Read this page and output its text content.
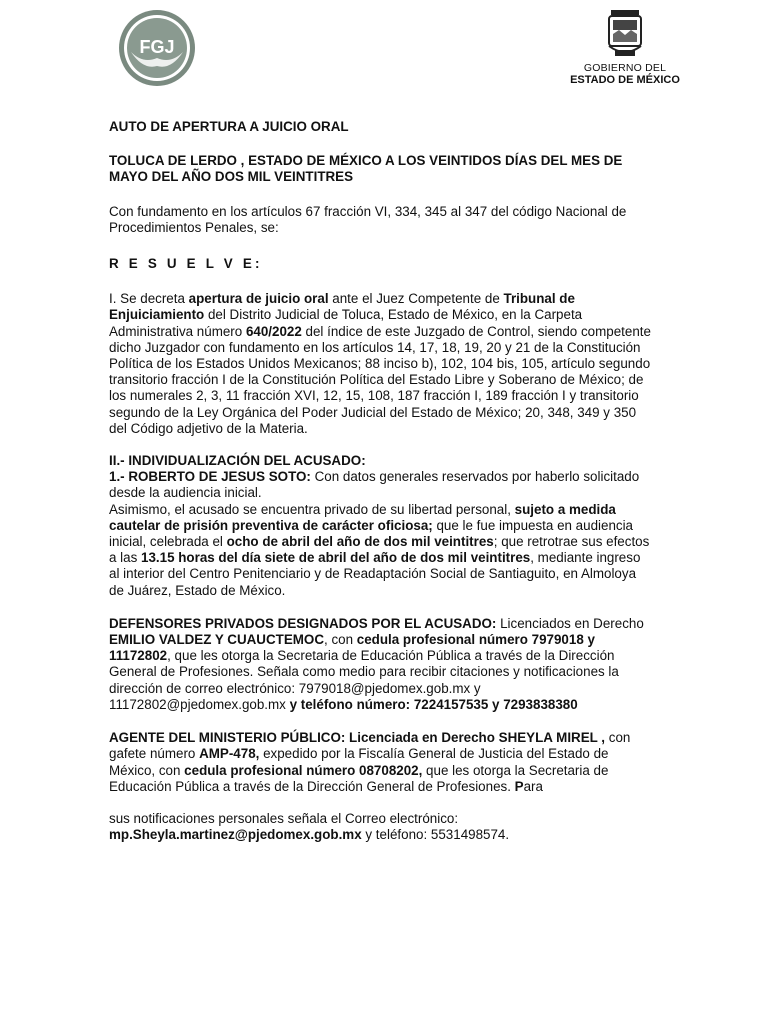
FGJ
GOBIERNO DEL
ESTADO DE MÉXICO

AUTO DE APERTURA A JUICIO ORAL

TOLUCA DE LERDO , ESTADO DE MÉXICO A LOS VEINTIDOS DÍAS DEL MES DE MAYO DEL AÑO DOS MIL VEINTITRES

Con fundamento en los artículos 67 fracción VI, 334, 345 al 347 del código Nacional de Procedimientos Penales, se:

R E S U E L V E:

I. Se decreta apertura de juicio oral ante el Juez Competente de Tribunal de Enjuiciamiento del Distrito Judicial de Toluca, Estado de México, en la Carpeta Administrativa número 640/2022 del índice de este Juzgado de Control, siendo competente dicho Juzgador con fundamento en los artículos 14, 17, 18, 19, 20 y 21 de la Constitución Política de los Estados Unidos Mexicanos; 88 inciso b), 102, 104 bis, 105, artículo segundo transitorio fracción I de la Constitución Política del Estado Libre y Soberano de México; de los numerales 2, 3, 11 fracción XVI, 12, 15, 108, 187 fracción I, 189 fracción I y transitorio segundo de la Ley Orgánica del Poder Judicial del Estado de México; 20, 348, 349 y 350 del Código adjetivo de la Materia.

II.- INDIVIDUALIZACIÓN DEL ACUSADO:

1.- ROBERTO DE JESUS SOTO: Con datos generales reservados por haberlo solicitado desde la audiencia inicial.

Asimismo, el acusado se encuentra privado de su libertad personal, sujeto a medida cautelar de prisión preventiva de carácter oficiosa; que le fue impuesta en audiencia inicial, celebrada el ocho de abril del año de dos mil veintitres; que retrotrae sus efectos a las 13.15 horas del día siete de abril del año de dos mil veintitres, mediante ingreso al interior del Centro Penitenciario y de Readaptación Social de Santiaguito, en Almoloya de Juárez, Estado de México.

DEFENSORES PRIVADOS DESIGNADOS POR EL ACUSADO: Licenciados en Derecho EMILIO VALDEZ Y CUAUCTEMOC, con cedula profesional número 7979018 y 11172802, que les otorga la Secretaria de Educación Pública a través de la Dirección General de Profesiones. Señala como medio para recibir citaciones y notificaciones la dirección de correo electrónico: 7979018@pjedomex.gob.mx y 11172802@pjedomex.gob.mx y teléfono número: 7224157535 y 7293838380

AGENTE DEL MINISTERIO PÚBLICO: Licenciada en Derecho SHEYLA MIREL , con gafete número AMP-478, expedido por la Fiscalía General de Justicia del Estado de México, con cedula profesional número 08708202, que les otorga la Secretaria de Educación Pública a través de la Dirección General de Profesiones. Para

sus notificaciones personales señala el Correo electrónico: mp.Sheyla.martinez@pjedomex.gob.mx y teléfono: 5531498574.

□ □ □ □ □ □ □

TASK DESCRIPTION
Copy and report every line where the word "Dirección" is present.

FINAL RESULT
DEFENSORES PRIVADOS DESIGNADOS POR EL ACUSADO: Licenciados en Derecho EMILIO VALDEZ Y CUAUCTEMOC, con cedula profesional número 7979018 y 11172802, que les otorga la Secretaria de Educación Pública a través de la Dirección General de Profesiones. Señala como medio para recibir citaciones y notificaciones la dirección de correo electrónico: 7979018@pjedomex.gob.mx y 11172802@pjedomex.gob.mx y teléfono número: 7224157535 y 7293838380
AGENTE DEL MINISTERIO PÚBLICO: Licenciada en Derecho SHEYLA MIREL , con gafete número AMP-478, expedido por la Fiscalía General de Justicia del Estado de México, con cedula profesional número 08708202, que les otorga la Secretaria de Educación Pública a través de la Dirección General de Profesiones. Para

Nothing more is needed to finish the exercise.